Extracted data entries:
————

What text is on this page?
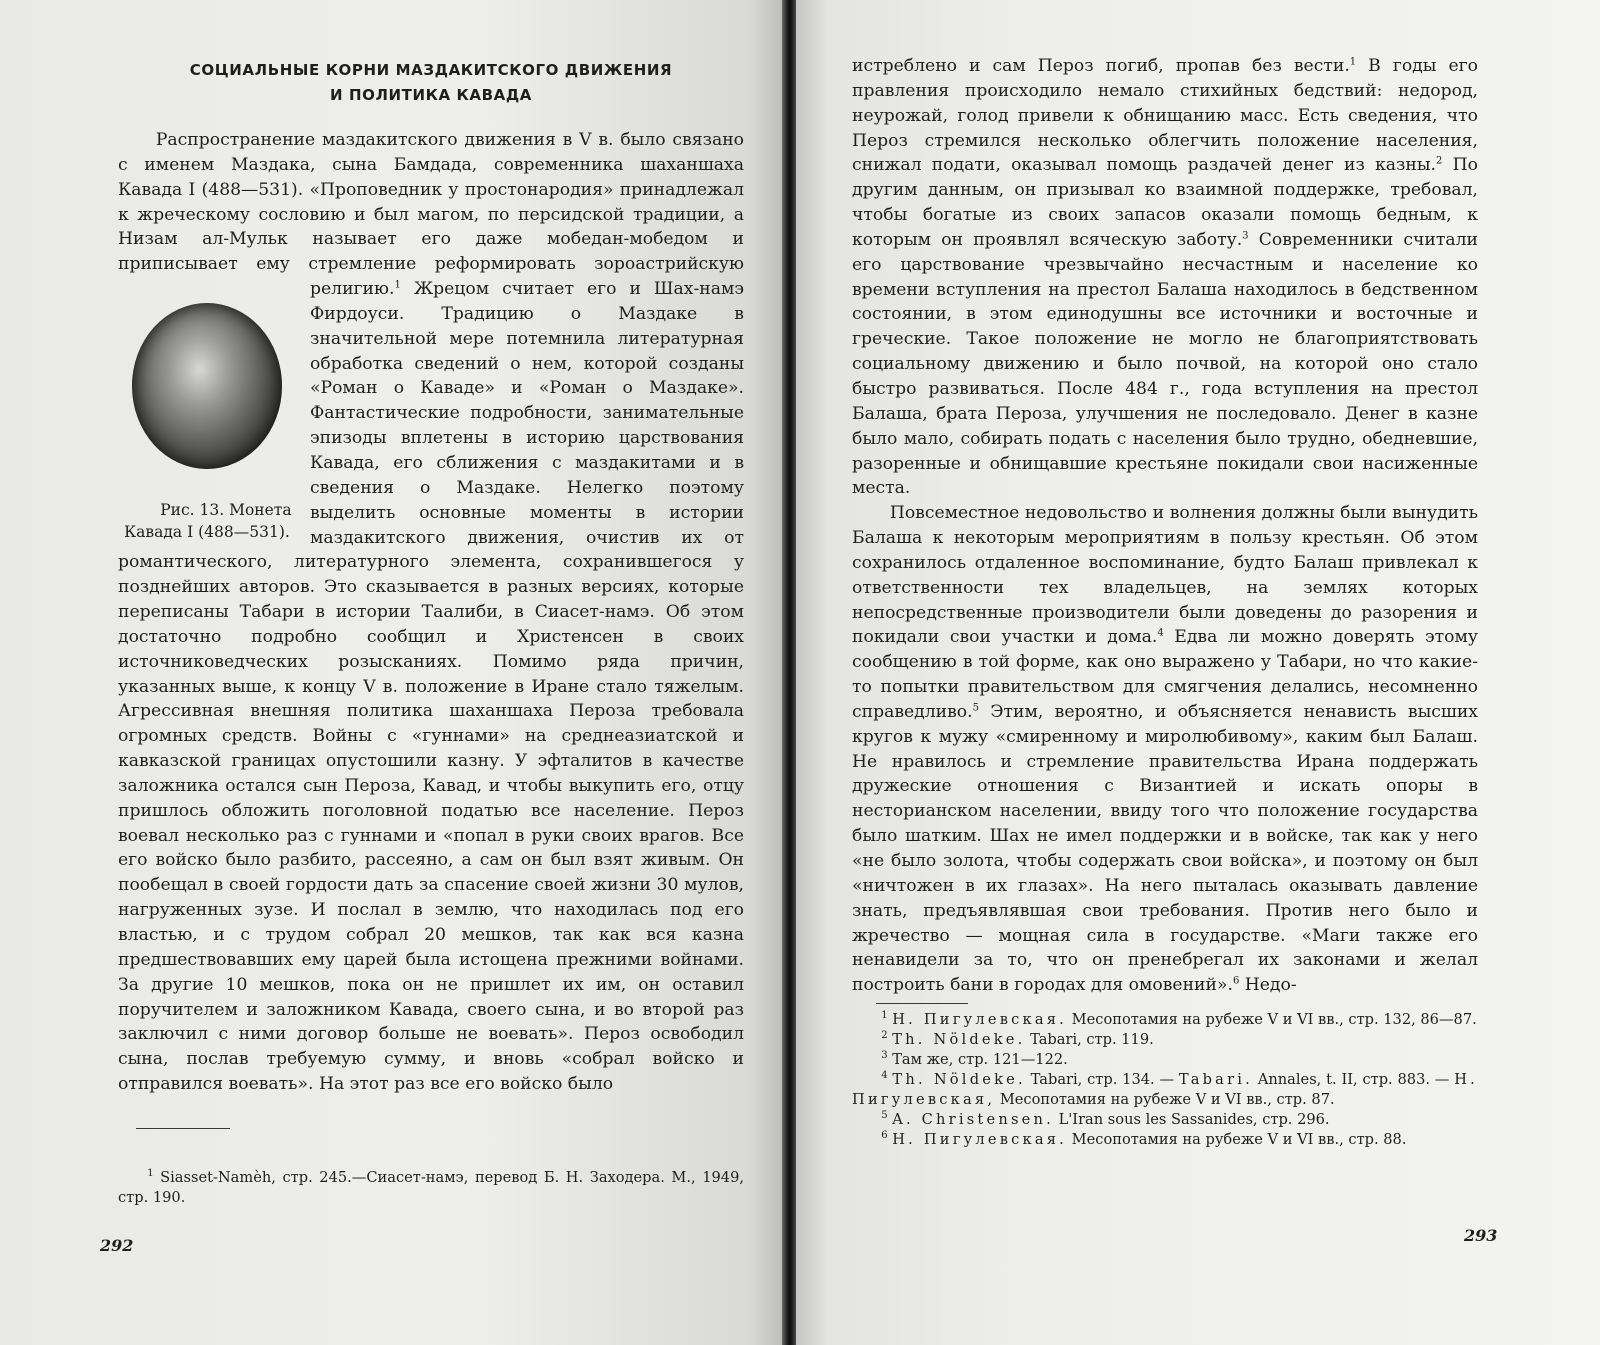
СОЦИАЛЬНЫЕ КОРНИ МАЗДАКИТСКОГО ДВИЖЕНИЯ
И ПОЛИТИКА КАВАДА

Распространение маздакитского движения в V в. было связано с именем Маздака, сына Бамдада, современника шаханшаха Кавада I (488—531). «Проповедник у простонародия» принадлежал к жреческому сословию и был магом, по персидской традиции, а Низам ал-Мульк называет его даже мобедан-мобедом и приписывает ему стремление реформировать зороастрийскую религию.$^1$
Рис. 13. Монета Кавада I (488—531).
Жрецом считает его и Шах-намэ Фирдоуси. Традицию о Маздаке в значительной мере потемнила литературная обработка сведений о нем, которой созданы «Роман о Каваде» и «Роман о Маздаке». Фантастические подробности, занимательные эпизоды вплетены в историю царствования Кавада, его сближения с маздакитами и в сведения о Маздаке. Нелегко поэтому выделить основные моменты в истории маздакитского движения, очистив их от романтического, литературного элемента, сохранившегося у позднейших авторов. Это сказывается в разных версиях, которые переписаны Табари в истории Таалиби, в Сиасет-намэ. Об этом достаточно подробно сообщил и Христенсен в своих источниковедческих розысканиях. Помимо ряда причин, указанных выше, к концу V в. положение в Иране стало тяжелым. Агрессивная внешняя политика шаханшаха Пероза требовала огромных средств. Войны с «гуннами» на среднеазиатской и кавказской границах опустошили казну. У эфталитов в качестве заложника остался сын Пероза, Кавад, и чтобы выкупить его, отцу пришлось обложить поголовной податью все население. Пероз воевал несколько раз с гуннами и «попал в руки своих врагов. Все его войско было разбито, рассеяно, а сам он был взят живым. Он пообещал в своей гордости дать за спасение своей жизни 30 мулов, нагруженных зузе. И послал в землю, что находилась под его властью, и с трудом собрал 20 мешков, так как вся казна предшествовавших ему царей была истощена прежними войнами. За другие 10 мешков, пока он не пришлет их им, он оставил поручителем и заложником Кавада, своего сына, и во второй раз заключил с ними договор больше не воевать». Пероз освободил сына, послав требуемую сумму, и вновь «собрал войско и отправился воевать». На этот раз все его войско было

$^1$ Siasset-Namèh, стр. 245.—Сиасет-намэ, перевод Б. Н. Заходера. М., 1949, стр. 190.

292

истреблено и сам Пероз погиб, пропав без вести.$^1$ В годы его правления происходило немало стихийных бедствий: недород, неурожай, голод привели к обнищанию масс. Есть сведения, что Пероз стремился несколько облегчить положение населения, снижал подати, оказывал помощь раздачей денег из казны.$^2$ По другим данным, он призывал ко взаимной поддержке, требовал, чтобы богатые из своих запасов оказали помощь бедным, к которым он проявлял всяческую заботу.$^3$ Современники считали его царствование чрезвычайно несчастным и население ко времени вступления на престол Балаша находилось в бедственном состоянии, в этом единодушны все источники и восточные и греческие. Такое положение не могло не благоприятствовать социальному движению и было почвой, на которой оно стало быстро развиваться. После 484 г., года вступления на престол Балаша, брата Пероза, улучшения не последовало. Денег в казне было мало, собирать подать с населения было трудно, обедневшие, разоренные и обнищавшие крестьяне покидали свои насиженные места.

Повсеместное недовольство и волнения должны были вынудить Балаша к некоторым мероприятиям в пользу крестьян. Об этом сохранилось отдаленное воспоминание, будто Балаш привлекал к ответственности тех владельцев, на землях которых непосредственные производители были доведены до разорения и покидали свои участки и дома.$^4$ Едва ли можно доверять этому сообщению в той форме, как оно выражено у Табари, но что какие-то попытки правительством для смягчения делались, несомненно справедливо.$^5$ Этим, вероятно, и объясняется ненависть высших кругов к мужу «смиренному и миролюбивому», каким был Балаш. Не нравилось и стремление правительства Ирана поддержать дружеские отношения с Византией и искать опоры в несторианском населении, ввиду того что положение государства было шатким. Шах не имел поддержки и в войске, так как у него «не было золота, чтобы содержать свои войска», и поэтому он был «ничтожен в их глазах». На него пыталась оказывать давление знать, предъявлявшая свои требования. Против него было и жречество — мощная сила в государстве. «Маги также его ненавидели за то, что он пренебрегал их законами и желал построить бани в городах для омовений».$^6$ Недо-

$^1$ Н. Пигулевская. Месопотамия на рубеже V и VI вв., стр. 132, 86—87.

$^2$ Th. Nöldeke. Tabari, стр. 119.

$^3$ Там же, стр. 121—122.

$^4$ Th. Nöldeke. Tabari, стр. 134. — Tabari. Annales, t. II, стр. 883. — Н. Пигулевская, Месопотамия на рубеже V и VI вв., стр. 87.

$^5$ A. Christensen. L'Iran sous les Sassanides, стр. 296.

$^6$ Н. Пигулевская. Месопотамия на рубеже V и VI вв., стр. 88.

293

————

Without the pictures, return all the records precisely as they stand.

What text is on this page?
СОЦИАЛЬНЫЕ КОРНИ МАЗДАКИТСКОГО ДВИЖЕНИЯ
И ПОЛИТИКА КАВАДА

Распространение маздакитского движения в V в. было связано с именем Маздака, сына Бамдада, современника шаханшаха Кавада I (488—531). «Проповедник у простонародия» принадлежал к жреческому сословию и был магом, по персидской традиции, а Низам ал-Мульк называет его даже мобедан-мобедом и приписывает ему стремление реформировать зороастрийскую религию.$^1$
Рис. 13. Монета Кавада I (488—531).
Жрецом считает его и Шах-намэ Фирдоуси. Традицию о Маздаке в значительной мере потемнила литературная обработка сведений о нем, которой созданы «Роман о Каваде» и «Роман о Маздаке». Фантастические подробности, занимательные эпизоды вплетены в историю царствования Кавада, его сближения с маздакитами и в сведения о Маздаке. Нелегко поэтому выделить основные моменты в истории маздакитского движения, очистив их от романтического, литературного элемента, сохранившегося у позднейших авторов. Это сказывается в разных версиях, которые переписаны Табари в истории Таалиби, в Сиасет-намэ. Об этом достаточно подробно сообщил и Христенсен в своих источниковедческих розысканиях. Помимо ряда причин, указанных выше, к концу V в. положение в Иране стало тяжелым. Агрессивная внешняя политика шаханшаха Пероза требовала огромных средств. Войны с «гуннами» на среднеазиатской и кавказской границах опустошили казну. У эфталитов в качестве заложника остался сын Пероза, Кавад, и чтобы выкупить его, отцу пришлось обложить поголовной податью все население. Пероз воевал несколько раз с гуннами и «попал в руки своих врагов. Все его войско было разбито, рассеяно, а сам он был взят живым. Он пообещал в своей гордости дать за спасение своей жизни 30 мулов, нагруженных зузе. И послал в землю, что находилась под его властью, и с трудом собрал 20 мешков, так как вся казна предшествовавших ему царей была истощена прежними войнами. За другие 10 мешков, пока он не пришлет их им, он оставил поручителем и заложником Кавада, своего сына, и во второй раз заключил с ними договор больше не воевать». Пероз освободил сына, послав требуемую сумму, и вновь «собрал войско и отправился воевать». На этот раз все его войско было

$^1$ Siasset-Namèh, стр. 245.—Сиасет-намэ, перевод Б. Н. Заходера. М., 1949, стр. 190.

292

истреблено и сам Пероз погиб, пропав без вести.$^1$ В годы его правления происходило немало стихийных бедствий: недород, неурожай, голод привели к обнищанию масс. Есть сведения, что Пероз стремился несколько облегчить положение населения, снижал подати, оказывал помощь раздачей денег из казны.$^2$ По другим данным, он призывал ко взаимной поддержке, требовал, чтобы богатые из своих запасов оказали помощь бедным, к которым он проявлял всяческую заботу.$^3$ Современники считали его царствование чрезвычайно несчастным и население ко времени вступления на престол Балаша находилось в бедственном состоянии, в этом единодушны все источники и восточные и греческие. Такое положение не могло не благоприятствовать социальному движению и было почвой, на которой оно стало быстро развиваться. После 484 г., года вступления на престол Балаша, брата Пероза, улучшения не последовало. Денег в казне было мало, собирать подать с населения было трудно, обедневшие, разоренные и обнищавшие крестьяне покидали свои насиженные места.

Повсеместное недовольство и волнения должны были вынудить Балаша к некоторым мероприятиям в пользу крестьян. Об этом сохранилось отдаленное воспоминание, будто Балаш привлекал к ответственности тех владельцев, на землях которых непосредственные производители были доведены до разорения и покидали свои участки и дома.$^4$ Едва ли можно доверять этому сообщению в той форме, как оно выражено у Табари, но что какие-то попытки правительством для смягчения делались, несомненно справедливо.$^5$ Этим, вероятно, и объясняется ненависть высших кругов к мужу «смиренному и миролюбивому», каким был Балаш. Не нравилось и стремление правительства Ирана поддержать дружеские отношения с Византией и искать опоры в несторианском населении, ввиду того что положение государства было шатким. Шах не имел поддержки и в войске, так как у него «не было золота, чтобы содержать свои войска», и поэтому он был «ничтожен в их глазах». На него пыталась оказывать давление знать, предъявлявшая свои требования. Против него было и жречество — мощная сила в государстве. «Маги также его ненавидели за то, что он пренебрегал их законами и желал построить бани в городах для омовений».$^6$ Недо-

$^1$ Н. Пигулевская. Месопотамия на рубеже V и VI вв., стр. 132, 86—87.

$^2$ Th. Nöldeke. Tabari, стр. 119.

$^3$ Там же, стр. 121—122.

$^4$ Th. Nöldeke. Tabari, стр. 134. — Tabari. Annales, t. II, стр. 883. — Н. Пигулевская, Месопотамия на рубеже V и VI вв., стр. 87.

$^5$ A. Christensen. L'Iran sous les Sassanides, стр. 296.

$^6$ Н. Пигулевская. Месопотамия на рубеже V и VI вв., стр. 88.

293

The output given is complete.